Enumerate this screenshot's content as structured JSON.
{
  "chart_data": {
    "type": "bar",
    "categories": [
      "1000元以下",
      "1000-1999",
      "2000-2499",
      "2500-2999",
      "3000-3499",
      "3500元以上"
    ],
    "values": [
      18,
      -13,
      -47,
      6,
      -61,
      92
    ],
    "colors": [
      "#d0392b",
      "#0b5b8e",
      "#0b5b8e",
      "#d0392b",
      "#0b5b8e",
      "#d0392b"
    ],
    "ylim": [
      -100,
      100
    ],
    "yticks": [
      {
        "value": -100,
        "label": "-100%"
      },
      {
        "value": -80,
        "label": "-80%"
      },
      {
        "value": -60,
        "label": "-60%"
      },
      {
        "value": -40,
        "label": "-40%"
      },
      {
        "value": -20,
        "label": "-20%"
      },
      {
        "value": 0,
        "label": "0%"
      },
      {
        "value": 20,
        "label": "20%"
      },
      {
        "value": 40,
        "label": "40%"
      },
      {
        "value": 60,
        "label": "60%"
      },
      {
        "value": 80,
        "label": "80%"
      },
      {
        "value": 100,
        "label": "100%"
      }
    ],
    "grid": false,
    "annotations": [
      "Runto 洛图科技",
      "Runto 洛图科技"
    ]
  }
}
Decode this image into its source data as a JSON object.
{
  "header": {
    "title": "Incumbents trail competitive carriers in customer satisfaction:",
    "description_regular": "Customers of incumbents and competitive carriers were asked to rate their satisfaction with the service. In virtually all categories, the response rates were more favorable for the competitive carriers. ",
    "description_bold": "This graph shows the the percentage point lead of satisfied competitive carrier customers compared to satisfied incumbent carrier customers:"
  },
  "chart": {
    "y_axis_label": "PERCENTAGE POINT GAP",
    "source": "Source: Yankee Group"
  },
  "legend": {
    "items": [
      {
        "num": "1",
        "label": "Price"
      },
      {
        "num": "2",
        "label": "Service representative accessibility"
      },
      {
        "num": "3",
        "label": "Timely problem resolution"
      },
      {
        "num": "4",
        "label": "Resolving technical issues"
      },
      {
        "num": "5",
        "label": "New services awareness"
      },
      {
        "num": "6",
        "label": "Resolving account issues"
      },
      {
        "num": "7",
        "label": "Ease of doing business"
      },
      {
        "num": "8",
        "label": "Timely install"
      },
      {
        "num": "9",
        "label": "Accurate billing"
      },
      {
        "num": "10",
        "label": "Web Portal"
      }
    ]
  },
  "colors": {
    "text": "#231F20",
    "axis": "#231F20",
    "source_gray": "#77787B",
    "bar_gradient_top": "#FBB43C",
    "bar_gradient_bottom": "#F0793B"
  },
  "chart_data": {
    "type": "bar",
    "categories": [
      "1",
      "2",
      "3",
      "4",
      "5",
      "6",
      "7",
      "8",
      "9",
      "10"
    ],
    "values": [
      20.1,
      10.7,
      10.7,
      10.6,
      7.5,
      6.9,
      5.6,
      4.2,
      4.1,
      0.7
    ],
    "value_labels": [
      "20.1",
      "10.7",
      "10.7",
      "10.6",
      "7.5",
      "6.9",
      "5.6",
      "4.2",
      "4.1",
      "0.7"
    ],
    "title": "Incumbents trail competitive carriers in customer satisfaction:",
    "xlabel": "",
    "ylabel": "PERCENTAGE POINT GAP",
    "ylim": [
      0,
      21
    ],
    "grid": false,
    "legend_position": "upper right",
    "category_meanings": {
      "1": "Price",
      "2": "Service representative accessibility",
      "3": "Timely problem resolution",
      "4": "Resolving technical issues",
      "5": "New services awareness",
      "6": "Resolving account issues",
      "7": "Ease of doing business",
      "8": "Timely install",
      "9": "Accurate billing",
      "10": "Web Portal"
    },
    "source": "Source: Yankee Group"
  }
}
□ □ □ □ □ □ □
-- Description of the task --
Extract lines where the string "doing" occurs.

-- Solution for this exercise --
        "label": "Ease of doing business"
      "7": "Ease of doing business",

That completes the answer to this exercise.